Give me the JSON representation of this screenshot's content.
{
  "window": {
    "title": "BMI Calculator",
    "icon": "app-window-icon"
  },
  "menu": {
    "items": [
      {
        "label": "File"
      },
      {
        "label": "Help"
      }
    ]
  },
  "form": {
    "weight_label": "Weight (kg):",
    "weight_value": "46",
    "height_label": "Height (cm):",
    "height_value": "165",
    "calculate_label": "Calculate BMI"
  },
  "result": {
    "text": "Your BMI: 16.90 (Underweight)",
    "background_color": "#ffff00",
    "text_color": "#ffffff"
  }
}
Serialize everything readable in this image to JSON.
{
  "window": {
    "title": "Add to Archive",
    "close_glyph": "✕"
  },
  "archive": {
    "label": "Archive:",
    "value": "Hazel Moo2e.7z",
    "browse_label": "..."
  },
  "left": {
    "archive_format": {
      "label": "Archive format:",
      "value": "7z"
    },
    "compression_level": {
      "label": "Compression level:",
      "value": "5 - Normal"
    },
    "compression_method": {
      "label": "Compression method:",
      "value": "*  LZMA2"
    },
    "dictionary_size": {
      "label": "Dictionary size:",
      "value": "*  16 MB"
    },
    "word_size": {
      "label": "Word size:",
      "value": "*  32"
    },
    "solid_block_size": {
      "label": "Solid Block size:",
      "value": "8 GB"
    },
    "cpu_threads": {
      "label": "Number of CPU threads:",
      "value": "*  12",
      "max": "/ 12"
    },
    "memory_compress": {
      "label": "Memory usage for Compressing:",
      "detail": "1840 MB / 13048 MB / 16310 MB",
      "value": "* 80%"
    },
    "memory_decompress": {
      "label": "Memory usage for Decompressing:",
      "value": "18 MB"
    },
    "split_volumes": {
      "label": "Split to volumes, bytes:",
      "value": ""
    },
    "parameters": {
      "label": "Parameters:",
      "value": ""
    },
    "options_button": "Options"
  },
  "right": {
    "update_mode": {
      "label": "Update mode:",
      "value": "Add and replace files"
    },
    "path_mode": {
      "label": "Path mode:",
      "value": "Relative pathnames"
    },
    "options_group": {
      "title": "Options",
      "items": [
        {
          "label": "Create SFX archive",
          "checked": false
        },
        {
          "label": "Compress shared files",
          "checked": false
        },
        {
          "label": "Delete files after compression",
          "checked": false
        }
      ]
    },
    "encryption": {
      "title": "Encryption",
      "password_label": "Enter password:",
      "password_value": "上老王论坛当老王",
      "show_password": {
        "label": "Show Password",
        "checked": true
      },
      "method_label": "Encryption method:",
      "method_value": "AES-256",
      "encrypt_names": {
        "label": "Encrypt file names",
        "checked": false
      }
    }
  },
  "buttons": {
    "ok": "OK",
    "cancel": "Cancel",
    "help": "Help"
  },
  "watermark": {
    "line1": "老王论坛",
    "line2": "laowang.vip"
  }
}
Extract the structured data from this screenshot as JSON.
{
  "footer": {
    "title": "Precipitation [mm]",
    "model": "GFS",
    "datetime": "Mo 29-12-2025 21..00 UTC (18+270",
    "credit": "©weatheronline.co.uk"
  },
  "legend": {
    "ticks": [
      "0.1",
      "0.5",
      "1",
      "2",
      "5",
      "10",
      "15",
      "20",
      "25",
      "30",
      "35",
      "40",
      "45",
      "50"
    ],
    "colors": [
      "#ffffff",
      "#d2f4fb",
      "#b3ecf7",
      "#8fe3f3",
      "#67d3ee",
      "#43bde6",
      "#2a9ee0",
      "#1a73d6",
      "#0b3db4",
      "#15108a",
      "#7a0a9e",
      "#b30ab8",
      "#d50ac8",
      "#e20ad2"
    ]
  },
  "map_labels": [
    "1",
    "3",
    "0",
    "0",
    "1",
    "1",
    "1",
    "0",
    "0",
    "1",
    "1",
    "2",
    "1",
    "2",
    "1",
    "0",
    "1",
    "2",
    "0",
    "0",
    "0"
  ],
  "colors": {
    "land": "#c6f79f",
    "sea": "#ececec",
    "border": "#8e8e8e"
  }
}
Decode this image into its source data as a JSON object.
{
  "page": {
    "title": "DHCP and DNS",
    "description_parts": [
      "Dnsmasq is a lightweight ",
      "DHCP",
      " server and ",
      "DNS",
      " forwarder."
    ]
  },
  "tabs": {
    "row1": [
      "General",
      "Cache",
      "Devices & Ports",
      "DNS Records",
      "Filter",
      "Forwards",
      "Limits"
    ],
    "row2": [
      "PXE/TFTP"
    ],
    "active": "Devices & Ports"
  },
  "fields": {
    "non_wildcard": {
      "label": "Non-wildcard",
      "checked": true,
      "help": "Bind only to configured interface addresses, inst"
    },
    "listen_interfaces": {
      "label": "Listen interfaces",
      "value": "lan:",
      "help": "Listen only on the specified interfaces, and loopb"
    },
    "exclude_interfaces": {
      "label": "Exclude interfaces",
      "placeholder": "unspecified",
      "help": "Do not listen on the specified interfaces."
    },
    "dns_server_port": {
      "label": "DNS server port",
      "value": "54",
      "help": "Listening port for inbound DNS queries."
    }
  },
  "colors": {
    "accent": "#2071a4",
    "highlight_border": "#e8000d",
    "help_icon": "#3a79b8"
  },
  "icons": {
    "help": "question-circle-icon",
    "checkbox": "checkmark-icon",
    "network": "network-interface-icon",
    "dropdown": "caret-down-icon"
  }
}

-- What the task asks --
From the first line to the last, please quote the material above exactly.

-- Expected answer --
Give me the JSON representation of this screenshot's content.
{
  "window": {
    "title": "BMI Calculator",
    "icon": "app-window-icon"
  },
  "menu": {
    "items": [
      {
        "label": "File"
      },
      {
        "label": "Help"
      }
    ]
  },
  "form": {
    "weight_label": "Weight (kg):",
    "weight_value": "46",
    "height_label": "Height (cm):",
    "height_value": "165",
    "calculate_label": "Calculate BMI"
  },
  "result": {
    "text": "Your BMI: 16.90 (Underweight)",
    "background_color": "#ffff00",
    "text_color": "#ffffff"
  }
}
Serialize everything readable in this image to JSON.
{
  "window": {
    "title": "Add to Archive",
    "close_glyph": "✕"
  },
  "archive": {
    "label": "Archive:",
    "value": "Hazel Moo2e.7z",
    "browse_label": "..."
  },
  "left": {
    "archive_format": {
      "label": "Archive format:",
      "value": "7z"
    },
    "compression_level": {
      "label": "Compression level:",
      "value": "5 - Normal"
    },
    "compression_method": {
      "label": "Compression method:",
      "value": "*  LZMA2"
    },
    "dictionary_size": {
      "label": "Dictionary size:",
      "value": "*  16 MB"
    },
    "word_size": {
      "label": "Word size:",
      "value": "*  32"
    },
    "solid_block_size": {
      "label": "Solid Block size:",
      "value": "8 GB"
    },
    "cpu_threads": {
      "label": "Number of CPU threads:",
      "value": "*  12",
      "max": "/ 12"
    },
    "memory_compress": {
      "label": "Memory usage for Compressing:",
      "detail": "1840 MB / 13048 MB / 16310 MB",
      "value": "* 80%"
    },
    "memory_decompress": {
      "label": "Memory usage for Decompressing:",
      "value": "18 MB"
    },
    "split_volumes": {
      "label": "Split to volumes, bytes:",
      "value": ""
    },
    "parameters": {
      "label": "Parameters:",
      "value": ""
    },
    "options_button": "Options"
  },
  "right": {
    "update_mode": {
      "label": "Update mode:",
      "value": "Add and replace files"
    },
    "path_mode": {
      "label": "Path mode:",
      "value": "Relative pathnames"
    },
    "options_group": {
      "title": "Options",
      "items": [
        {
          "label": "Create SFX archive",
          "checked": false
        },
        {
          "label": "Compress shared files",
          "checked": false
        },
        {
          "label": "Delete files after compression",
          "checked": false
        }
      ]
    },
    "encryption": {
      "title": "Encryption",
      "password_label": "Enter password:",
      "password_value": "上老王论坛当老王",
      "show_password": {
        "label": "Show Password",
        "checked": true
      },
      "method_label": "Encryption method:",
      "method_value": "AES-256",
      "encrypt_names": {
        "label": "Encrypt file names",
        "checked": false
      }
    }
  },
  "buttons": {
    "ok": "OK",
    "cancel": "Cancel",
    "help": "Help"
  },
  "watermark": {
    "line1": "老王论坛",
    "line2": "laowang.vip"
  }
}
Extract the structured data from this screenshot as JSON.
{
  "footer": {
    "title": "Precipitation [mm]",
    "model": "GFS",
    "datetime": "Mo 29-12-2025 21..00 UTC (18+270",
    "credit": "©weatheronline.co.uk"
  },
  "legend": {
    "ticks": [
      "0.1",
      "0.5",
      "1",
      "2",
      "5",
      "10",
      "15",
      "20",
      "25",
      "30",
      "35",
      "40",
      "45",
      "50"
    ],
    "colors": [
      "#ffffff",
      "#d2f4fb",
      "#b3ecf7",
      "#8fe3f3",
      "#67d3ee",
      "#43bde6",
      "#2a9ee0",
      "#1a73d6",
      "#0b3db4",
      "#15108a",
      "#7a0a9e",
      "#b30ab8",
      "#d50ac8",
      "#e20ad2"
    ]
  },
  "map_labels": [
    "1",
    "3",
    "0",
    "0",
    "1",
    "1",
    "1",
    "0",
    "0",
    "1",
    "1",
    "2",
    "1",
    "2",
    "1",
    "0",
    "1",
    "2",
    "0",
    "0",
    "0"
  ],
  "colors": {
    "land": "#c6f79f",
    "sea": "#ececec",
    "border": "#8e8e8e"
  }
}
Decode this image into its source data as a JSON object.
{
  "page": {
    "title": "DHCP and DNS",
    "description_parts": [
      "Dnsmasq is a lightweight ",
      "DHCP",
      " server and ",
      "DNS",
      " forwarder."
    ]
  },
  "tabs": {
    "row1": [
      "General",
      "Cache",
      "Devices & Ports",
      "DNS Records",
      "Filter",
      "Forwards",
      "Limits"
    ],
    "row2": [
      "PXE/TFTP"
    ],
    "active": "Devices & Ports"
  },
  "fields": {
    "non_wildcard": {
      "label": "Non-wildcard",
      "checked": true,
      "help": "Bind only to configured interface addresses, inst"
    },
    "listen_interfaces": {
      "label": "Listen interfaces",
      "value": "lan:",
      "help": "Listen only on the specified interfaces, and loopb"
    },
    "exclude_interfaces": {
      "label": "Exclude interfaces",
      "placeholder": "unspecified",
      "help": "Do not listen on the specified interfaces."
    },
    "dns_server_port": {
      "label": "DNS server port",
      "value": "54",
      "help": "Listening port for inbound DNS queries."
    }
  },
  "colors": {
    "accent": "#2071a4",
    "highlight_border": "#e8000d",
    "help_icon": "#3a79b8"
  },
  "icons": {
    "help": "question-circle-icon",
    "checkbox": "checkmark-icon",
    "network": "network-interface-icon",
    "dropdown": "caret-down-icon"
  }
}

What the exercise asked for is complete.